>> start

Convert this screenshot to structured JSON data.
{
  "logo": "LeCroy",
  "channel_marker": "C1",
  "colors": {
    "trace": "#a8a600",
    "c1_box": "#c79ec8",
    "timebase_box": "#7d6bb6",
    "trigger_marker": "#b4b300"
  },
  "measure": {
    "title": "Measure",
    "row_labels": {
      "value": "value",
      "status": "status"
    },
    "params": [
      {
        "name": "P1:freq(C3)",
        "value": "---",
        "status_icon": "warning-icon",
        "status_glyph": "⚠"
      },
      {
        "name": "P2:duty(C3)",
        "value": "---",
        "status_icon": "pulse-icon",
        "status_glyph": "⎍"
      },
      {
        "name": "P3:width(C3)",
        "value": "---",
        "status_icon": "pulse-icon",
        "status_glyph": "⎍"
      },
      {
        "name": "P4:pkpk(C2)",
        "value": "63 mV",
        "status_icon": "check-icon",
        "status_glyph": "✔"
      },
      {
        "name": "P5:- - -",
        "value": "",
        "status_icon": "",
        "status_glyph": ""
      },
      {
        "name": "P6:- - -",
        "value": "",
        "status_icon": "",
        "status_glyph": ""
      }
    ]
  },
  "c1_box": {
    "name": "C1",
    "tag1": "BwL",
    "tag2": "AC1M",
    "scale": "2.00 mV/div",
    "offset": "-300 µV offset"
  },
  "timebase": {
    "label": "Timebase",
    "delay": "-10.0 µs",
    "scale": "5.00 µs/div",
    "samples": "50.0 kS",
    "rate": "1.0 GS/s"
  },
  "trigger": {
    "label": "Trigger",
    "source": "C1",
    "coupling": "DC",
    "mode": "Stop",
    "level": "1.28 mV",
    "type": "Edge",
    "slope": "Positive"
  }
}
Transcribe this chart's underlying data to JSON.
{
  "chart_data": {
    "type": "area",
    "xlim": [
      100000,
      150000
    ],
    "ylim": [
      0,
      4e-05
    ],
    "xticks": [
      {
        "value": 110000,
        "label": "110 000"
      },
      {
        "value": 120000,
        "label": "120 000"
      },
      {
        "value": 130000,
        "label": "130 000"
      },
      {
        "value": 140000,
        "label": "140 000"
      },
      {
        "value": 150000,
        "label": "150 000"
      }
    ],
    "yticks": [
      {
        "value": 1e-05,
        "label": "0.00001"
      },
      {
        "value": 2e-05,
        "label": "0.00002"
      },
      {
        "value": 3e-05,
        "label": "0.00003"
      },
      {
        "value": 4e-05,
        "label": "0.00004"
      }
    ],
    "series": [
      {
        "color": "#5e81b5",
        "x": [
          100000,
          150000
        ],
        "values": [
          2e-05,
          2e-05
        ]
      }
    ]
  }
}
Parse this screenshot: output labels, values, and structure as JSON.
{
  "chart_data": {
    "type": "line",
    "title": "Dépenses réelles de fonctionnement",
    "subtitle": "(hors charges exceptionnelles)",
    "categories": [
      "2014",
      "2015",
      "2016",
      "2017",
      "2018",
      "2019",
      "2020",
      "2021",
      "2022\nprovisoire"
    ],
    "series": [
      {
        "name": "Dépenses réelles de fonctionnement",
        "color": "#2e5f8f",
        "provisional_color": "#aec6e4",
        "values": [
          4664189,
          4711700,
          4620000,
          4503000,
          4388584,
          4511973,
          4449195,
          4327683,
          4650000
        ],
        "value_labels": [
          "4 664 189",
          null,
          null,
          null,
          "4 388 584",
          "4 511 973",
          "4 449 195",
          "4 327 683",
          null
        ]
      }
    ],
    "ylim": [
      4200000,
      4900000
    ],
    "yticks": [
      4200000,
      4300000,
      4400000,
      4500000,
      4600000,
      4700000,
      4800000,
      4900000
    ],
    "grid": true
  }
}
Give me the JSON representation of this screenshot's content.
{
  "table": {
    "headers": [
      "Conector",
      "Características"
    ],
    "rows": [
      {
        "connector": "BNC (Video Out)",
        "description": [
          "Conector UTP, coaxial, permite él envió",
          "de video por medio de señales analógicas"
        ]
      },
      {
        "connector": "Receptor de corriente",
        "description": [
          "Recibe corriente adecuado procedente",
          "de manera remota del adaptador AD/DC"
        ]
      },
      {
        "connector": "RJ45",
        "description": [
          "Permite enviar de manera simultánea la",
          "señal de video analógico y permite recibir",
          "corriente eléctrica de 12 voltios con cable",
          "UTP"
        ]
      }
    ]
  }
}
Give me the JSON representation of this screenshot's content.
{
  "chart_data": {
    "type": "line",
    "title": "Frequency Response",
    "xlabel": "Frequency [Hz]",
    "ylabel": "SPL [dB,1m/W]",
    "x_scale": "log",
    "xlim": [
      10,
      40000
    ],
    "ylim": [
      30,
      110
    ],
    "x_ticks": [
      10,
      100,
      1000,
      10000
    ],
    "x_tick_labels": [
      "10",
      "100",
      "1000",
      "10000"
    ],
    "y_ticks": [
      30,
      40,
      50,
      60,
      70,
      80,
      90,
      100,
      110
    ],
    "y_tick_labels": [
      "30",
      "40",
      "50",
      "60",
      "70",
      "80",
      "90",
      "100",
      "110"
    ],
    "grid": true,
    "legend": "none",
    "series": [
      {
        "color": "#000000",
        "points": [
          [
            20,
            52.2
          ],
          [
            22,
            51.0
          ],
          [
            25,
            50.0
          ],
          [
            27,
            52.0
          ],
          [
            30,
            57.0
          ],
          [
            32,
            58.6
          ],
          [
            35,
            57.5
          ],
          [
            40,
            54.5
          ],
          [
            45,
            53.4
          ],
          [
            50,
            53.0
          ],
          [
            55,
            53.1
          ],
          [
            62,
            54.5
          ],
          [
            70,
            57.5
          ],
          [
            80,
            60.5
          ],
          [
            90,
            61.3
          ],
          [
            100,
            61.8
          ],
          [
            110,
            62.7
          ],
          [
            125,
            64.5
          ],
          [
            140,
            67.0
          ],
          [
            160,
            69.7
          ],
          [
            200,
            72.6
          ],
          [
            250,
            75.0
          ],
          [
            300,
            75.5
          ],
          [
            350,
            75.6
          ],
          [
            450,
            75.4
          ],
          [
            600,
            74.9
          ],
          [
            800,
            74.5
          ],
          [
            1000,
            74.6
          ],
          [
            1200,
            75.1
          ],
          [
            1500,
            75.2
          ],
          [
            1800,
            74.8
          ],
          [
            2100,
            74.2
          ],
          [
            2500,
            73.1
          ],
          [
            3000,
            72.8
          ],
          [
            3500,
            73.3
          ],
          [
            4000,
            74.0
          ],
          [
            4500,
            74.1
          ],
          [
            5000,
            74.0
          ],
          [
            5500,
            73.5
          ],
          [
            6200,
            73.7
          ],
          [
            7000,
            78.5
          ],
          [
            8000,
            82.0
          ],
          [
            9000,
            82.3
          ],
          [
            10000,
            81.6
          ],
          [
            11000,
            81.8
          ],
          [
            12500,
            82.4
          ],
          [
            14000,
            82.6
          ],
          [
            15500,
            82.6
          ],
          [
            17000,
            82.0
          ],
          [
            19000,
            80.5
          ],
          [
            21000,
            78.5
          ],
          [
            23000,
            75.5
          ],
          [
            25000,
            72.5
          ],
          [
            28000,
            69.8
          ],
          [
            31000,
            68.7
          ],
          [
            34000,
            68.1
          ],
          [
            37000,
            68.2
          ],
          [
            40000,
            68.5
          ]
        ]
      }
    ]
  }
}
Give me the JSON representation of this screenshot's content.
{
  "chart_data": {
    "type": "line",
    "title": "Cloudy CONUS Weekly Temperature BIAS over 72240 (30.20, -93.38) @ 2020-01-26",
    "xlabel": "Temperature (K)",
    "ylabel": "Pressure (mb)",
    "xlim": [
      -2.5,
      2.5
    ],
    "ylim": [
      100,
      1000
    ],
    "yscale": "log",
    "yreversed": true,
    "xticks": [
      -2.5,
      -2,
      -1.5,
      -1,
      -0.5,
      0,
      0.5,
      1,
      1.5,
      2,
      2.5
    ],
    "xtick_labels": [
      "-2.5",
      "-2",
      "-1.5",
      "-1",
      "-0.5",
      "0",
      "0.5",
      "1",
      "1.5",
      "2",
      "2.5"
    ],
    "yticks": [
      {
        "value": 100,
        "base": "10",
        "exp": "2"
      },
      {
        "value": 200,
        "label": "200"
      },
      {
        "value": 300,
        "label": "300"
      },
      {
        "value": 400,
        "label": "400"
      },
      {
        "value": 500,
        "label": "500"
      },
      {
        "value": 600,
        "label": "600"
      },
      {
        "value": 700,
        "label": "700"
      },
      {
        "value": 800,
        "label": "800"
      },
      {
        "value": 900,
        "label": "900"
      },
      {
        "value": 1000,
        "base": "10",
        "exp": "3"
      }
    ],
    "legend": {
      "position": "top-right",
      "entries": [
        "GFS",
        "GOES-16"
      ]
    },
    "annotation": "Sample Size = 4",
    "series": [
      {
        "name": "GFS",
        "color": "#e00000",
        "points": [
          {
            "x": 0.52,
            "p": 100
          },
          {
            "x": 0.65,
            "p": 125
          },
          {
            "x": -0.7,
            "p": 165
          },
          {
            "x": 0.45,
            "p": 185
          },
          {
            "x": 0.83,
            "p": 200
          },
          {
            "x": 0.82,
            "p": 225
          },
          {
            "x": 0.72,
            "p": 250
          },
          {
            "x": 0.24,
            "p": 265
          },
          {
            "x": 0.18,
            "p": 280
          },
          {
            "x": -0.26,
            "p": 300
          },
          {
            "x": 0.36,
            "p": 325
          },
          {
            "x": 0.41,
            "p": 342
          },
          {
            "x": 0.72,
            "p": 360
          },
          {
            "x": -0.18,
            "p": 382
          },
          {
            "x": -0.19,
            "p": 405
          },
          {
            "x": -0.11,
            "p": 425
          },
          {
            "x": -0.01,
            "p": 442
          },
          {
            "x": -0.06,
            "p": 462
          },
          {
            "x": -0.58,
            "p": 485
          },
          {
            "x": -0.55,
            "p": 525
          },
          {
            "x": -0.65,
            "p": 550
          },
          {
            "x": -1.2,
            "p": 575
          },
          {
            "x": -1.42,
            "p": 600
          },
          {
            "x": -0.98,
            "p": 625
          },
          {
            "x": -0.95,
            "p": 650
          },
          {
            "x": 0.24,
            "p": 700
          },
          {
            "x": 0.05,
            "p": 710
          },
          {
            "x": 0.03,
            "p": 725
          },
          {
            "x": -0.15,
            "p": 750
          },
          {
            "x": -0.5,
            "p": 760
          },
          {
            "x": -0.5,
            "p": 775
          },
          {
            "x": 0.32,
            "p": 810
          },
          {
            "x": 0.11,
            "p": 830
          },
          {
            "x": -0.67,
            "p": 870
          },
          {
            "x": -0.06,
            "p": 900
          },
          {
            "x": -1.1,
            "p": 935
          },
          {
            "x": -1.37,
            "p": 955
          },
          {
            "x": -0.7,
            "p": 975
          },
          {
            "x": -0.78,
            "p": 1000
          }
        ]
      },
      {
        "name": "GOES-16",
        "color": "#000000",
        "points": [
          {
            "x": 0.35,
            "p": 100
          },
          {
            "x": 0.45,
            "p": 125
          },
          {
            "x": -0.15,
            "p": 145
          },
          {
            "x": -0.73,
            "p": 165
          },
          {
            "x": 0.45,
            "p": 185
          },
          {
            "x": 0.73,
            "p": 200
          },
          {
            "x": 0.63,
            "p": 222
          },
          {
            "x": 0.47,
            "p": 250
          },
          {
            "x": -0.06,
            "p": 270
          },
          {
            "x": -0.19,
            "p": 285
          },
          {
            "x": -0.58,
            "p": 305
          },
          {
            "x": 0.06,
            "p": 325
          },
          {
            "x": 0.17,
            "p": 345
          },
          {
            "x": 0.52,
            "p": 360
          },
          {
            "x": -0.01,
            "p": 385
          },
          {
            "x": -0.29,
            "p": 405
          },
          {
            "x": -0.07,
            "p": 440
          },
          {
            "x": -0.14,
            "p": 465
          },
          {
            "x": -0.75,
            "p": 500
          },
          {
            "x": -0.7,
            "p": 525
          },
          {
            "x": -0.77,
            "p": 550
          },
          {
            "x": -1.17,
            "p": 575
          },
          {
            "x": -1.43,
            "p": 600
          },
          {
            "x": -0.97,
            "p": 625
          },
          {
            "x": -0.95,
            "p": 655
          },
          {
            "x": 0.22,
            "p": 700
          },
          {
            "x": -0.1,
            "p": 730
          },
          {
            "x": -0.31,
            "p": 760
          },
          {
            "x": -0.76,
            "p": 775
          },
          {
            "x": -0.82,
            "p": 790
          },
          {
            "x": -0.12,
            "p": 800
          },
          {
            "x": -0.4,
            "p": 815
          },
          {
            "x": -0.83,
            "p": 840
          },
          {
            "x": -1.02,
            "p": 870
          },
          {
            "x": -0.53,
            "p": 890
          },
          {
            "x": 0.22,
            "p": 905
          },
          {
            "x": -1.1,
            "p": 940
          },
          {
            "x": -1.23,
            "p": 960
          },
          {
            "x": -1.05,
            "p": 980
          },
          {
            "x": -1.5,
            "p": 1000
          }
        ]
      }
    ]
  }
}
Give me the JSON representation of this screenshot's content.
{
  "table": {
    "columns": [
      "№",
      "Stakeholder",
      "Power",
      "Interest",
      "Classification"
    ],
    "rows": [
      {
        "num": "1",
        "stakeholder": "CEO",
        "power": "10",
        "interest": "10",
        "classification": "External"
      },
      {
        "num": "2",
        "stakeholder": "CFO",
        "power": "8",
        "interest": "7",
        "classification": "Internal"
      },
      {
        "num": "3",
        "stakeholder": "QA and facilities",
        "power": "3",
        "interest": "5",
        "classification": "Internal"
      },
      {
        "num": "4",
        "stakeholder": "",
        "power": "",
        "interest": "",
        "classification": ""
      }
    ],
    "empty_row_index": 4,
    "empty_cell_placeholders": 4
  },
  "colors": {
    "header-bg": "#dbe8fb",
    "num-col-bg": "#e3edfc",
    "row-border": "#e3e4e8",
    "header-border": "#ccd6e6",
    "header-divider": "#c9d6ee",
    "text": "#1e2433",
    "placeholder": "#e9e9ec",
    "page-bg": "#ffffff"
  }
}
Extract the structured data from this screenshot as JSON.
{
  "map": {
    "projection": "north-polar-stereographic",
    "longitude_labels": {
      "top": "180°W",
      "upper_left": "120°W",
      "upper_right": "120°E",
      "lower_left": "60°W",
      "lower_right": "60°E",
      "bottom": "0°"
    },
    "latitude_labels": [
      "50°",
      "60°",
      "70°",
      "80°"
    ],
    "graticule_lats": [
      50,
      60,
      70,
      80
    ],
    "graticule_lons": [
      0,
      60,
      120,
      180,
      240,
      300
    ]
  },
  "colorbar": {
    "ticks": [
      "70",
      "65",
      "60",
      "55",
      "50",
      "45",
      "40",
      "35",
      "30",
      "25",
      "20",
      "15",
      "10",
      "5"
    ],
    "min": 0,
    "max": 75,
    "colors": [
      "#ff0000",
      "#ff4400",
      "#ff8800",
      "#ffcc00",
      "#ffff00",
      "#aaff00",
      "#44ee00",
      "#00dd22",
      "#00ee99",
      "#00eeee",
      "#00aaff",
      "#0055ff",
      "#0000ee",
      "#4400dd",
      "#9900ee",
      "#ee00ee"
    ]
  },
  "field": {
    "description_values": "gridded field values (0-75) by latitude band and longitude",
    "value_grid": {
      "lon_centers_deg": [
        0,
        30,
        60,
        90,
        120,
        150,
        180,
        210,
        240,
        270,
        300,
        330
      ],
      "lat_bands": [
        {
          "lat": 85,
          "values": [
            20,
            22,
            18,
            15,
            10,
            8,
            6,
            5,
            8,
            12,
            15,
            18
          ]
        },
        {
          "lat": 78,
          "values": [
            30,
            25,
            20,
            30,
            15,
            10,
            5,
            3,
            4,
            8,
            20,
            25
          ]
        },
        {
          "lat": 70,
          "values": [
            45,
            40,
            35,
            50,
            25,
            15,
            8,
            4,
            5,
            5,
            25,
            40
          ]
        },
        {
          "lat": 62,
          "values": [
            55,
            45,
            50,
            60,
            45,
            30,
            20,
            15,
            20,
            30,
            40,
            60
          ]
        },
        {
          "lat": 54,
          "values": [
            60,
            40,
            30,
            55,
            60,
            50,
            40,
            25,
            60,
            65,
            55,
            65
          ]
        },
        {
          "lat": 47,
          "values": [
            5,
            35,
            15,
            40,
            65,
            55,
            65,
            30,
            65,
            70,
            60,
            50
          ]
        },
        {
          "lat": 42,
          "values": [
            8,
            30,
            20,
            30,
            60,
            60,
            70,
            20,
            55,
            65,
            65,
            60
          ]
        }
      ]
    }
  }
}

>> end

What you are asked to do
Determine the number of lines in the records that include the string "name", and respond with that number only.

The response
10